Directive: Exactly as they appear, output all of the records. Skip any images.

[Rows from a figure dataset]
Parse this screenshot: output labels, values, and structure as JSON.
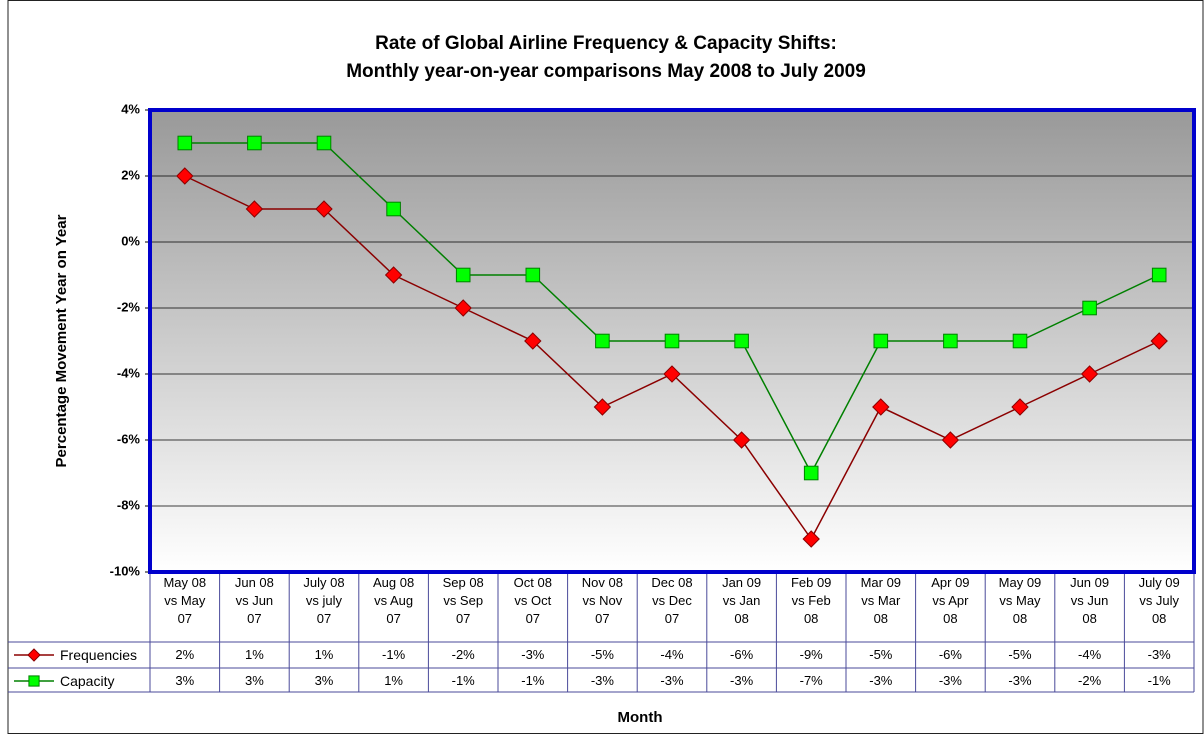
{
  "chart_data": {
    "type": "line",
    "title": "Rate of Global Airline Frequency & Capacity Shifts:",
    "subtitle": "Monthly year-on-year comparisons May 2008 to July 2009",
    "x_label": "Month",
    "y_label": "Percentage Movement Year on Year",
    "categories": [
      "May 08\nvs May\n07",
      "Jun 08\nvs Jun\n07",
      "July 08\nvs july\n07",
      "Aug 08\nvs Aug\n07",
      "Sep 08\nvs Sep\n07",
      "Oct 08\nvs Oct\n07",
      "Nov 08\nvs Nov\n07",
      "Dec 08\nvs Dec\n07",
      "Jan 09\nvs Jan\n08",
      "Feb 09\nvs Feb\n08",
      "Mar 09\nvs Mar\n08",
      "Apr 09\nvs Apr\n08",
      "May 09\nvs May\n08",
      "Jun 09\nvs Jun\n08",
      "July 09\nvs July\n08"
    ],
    "series": [
      {
        "name": "Frequencies",
        "color": "#8b0000",
        "marker_color": "#ff0000",
        "marker": "diamond",
        "values": [
          2,
          1,
          1,
          -1,
          -2,
          -3,
          -5,
          -4,
          -6,
          -9,
          -5,
          -6,
          -5,
          -4,
          -3
        ],
        "value_labels": [
          "2%",
          "1%",
          "1%",
          "-1%",
          "-2%",
          "-3%",
          "-5%",
          "-4%",
          "-6%",
          "-9%",
          "-5%",
          "-6%",
          "-5%",
          "-4%",
          "-3%"
        ]
      },
      {
        "name": "Capacity",
        "color": "#008000",
        "marker_color": "#00ff00",
        "marker": "square",
        "values": [
          3,
          3,
          3,
          1,
          -1,
          -1,
          -3,
          -3,
          -3,
          -7,
          -3,
          -3,
          -3,
          -2,
          -1
        ],
        "value_labels": [
          "3%",
          "3%",
          "3%",
          "1%",
          "-1%",
          "-1%",
          "-3%",
          "-3%",
          "-3%",
          "-7%",
          "-3%",
          "-3%",
          "-3%",
          "-2%",
          "-1%"
        ]
      }
    ],
    "ylim": [
      -10,
      4
    ],
    "yticks": [
      {
        "value": -10,
        "label": "-10%"
      },
      {
        "value": -8,
        "label": "-8%"
      },
      {
        "value": -6,
        "label": "-6%"
      },
      {
        "value": -4,
        "label": "-4%"
      },
      {
        "value": -2,
        "label": "-2%"
      },
      {
        "value": 0,
        "label": "0%"
      },
      {
        "value": 2,
        "label": "2%"
      },
      {
        "value": 4,
        "label": "4%"
      }
    ],
    "grid": true
  }
}
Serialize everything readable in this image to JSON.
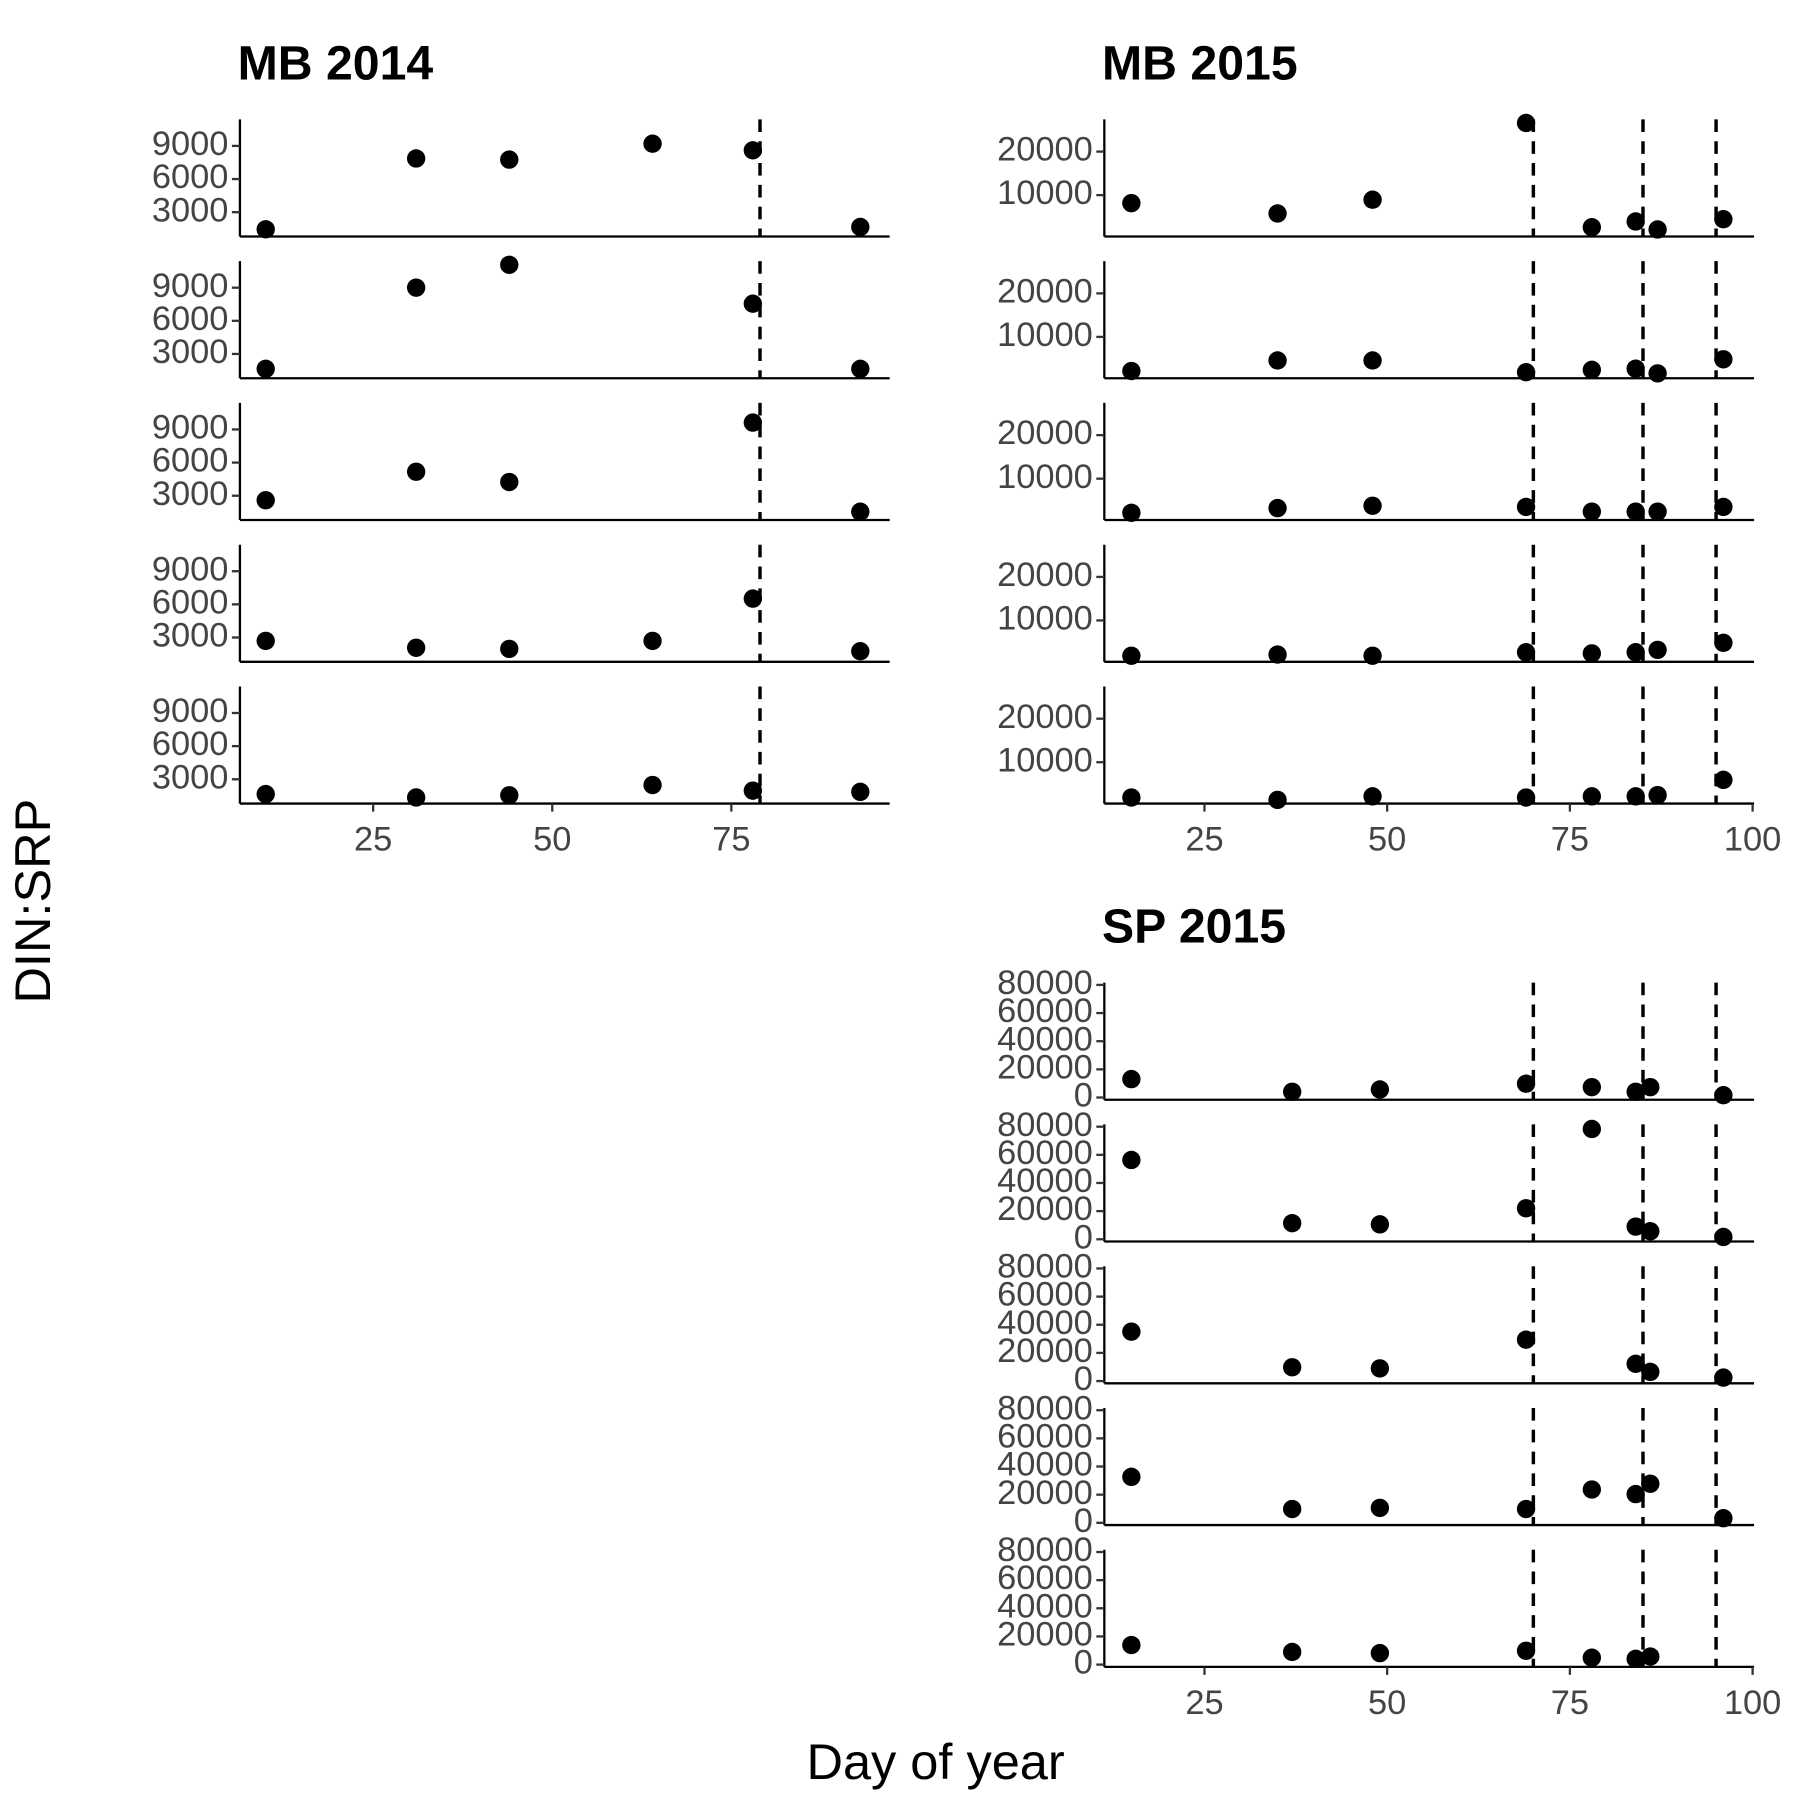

Exercise output:
Parse this screenshot: output labels, values, and structure as JSON.
{
  "chart_data": {
    "type": "line",
    "title": "Rate of Global Airline Frequency & Capacity Shifts:",
    "subtitle": "Monthly year-on-year comparisons May 2008 to July 2009",
    "x_label": "Month",
    "y_label": "Percentage Movement Year on Year",
    "categories": [
      "May 08\nvs May\n07",
      "Jun 08\nvs Jun\n07",
      "July 08\nvs july\n07",
      "Aug 08\nvs Aug\n07",
      "Sep 08\nvs Sep\n07",
      "Oct 08\nvs Oct\n07",
      "Nov 08\nvs Nov\n07",
      "Dec 08\nvs Dec\n07",
      "Jan 09\nvs Jan\n08",
      "Feb 09\nvs Feb\n08",
      "Mar 09\nvs Mar\n08",
      "Apr 09\nvs Apr\n08",
      "May 09\nvs May\n08",
      "Jun 09\nvs Jun\n08",
      "July 09\nvs July\n08"
    ],
    "series": [
      {
        "name": "Frequencies",
        "color": "#8b0000",
        "marker_color": "#ff0000",
        "marker": "diamond",
        "values": [
          2,
          1,
          1,
          -1,
          -2,
          -3,
          -5,
          -4,
          -6,
          -9,
          -5,
          -6,
          -5,
          -4,
          -3
        ],
        "value_labels": [
          "2%",
          "1%",
          "1%",
          "-1%",
          "-2%",
          "-3%",
          "-5%",
          "-4%",
          "-6%",
          "-9%",
          "-5%",
          "-6%",
          "-5%",
          "-4%",
          "-3%"
        ]
      },
      {
        "name": "Capacity",
        "color": "#008000",
        "marker_color": "#00ff00",
        "marker": "square",
        "values": [
          3,
          3,
          3,
          1,
          -1,
          -1,
          -3,
          -3,
          -3,
          -7,
          -3,
          -3,
          -3,
          -2,
          -1
        ],
        "value_labels": [
          "3%",
          "3%",
          "3%",
          "1%",
          "-1%",
          "-1%",
          "-3%",
          "-3%",
          "-3%",
          "-7%",
          "-3%",
          "-3%",
          "-3%",
          "-2%",
          "-1%"
        ]
      }
    ],
    "ylim": [
      -10,
      4
    ],
    "yticks": [
      {
        "value": -10,
        "label": "-10%"
      },
      {
        "value": -8,
        "label": "-8%"
      },
      {
        "value": -6,
        "label": "-6%"
      },
      {
        "value": -4,
        "label": "-4%"
      },
      {
        "value": -2,
        "label": "-2%"
      },
      {
        "value": 0,
        "label": "0%"
      },
      {
        "value": 2,
        "label": "2%"
      },
      {
        "value": 4,
        "label": "4%"
      }
    ],
    "grid": true
  }
}
Serialize everything readable in this image to JSON.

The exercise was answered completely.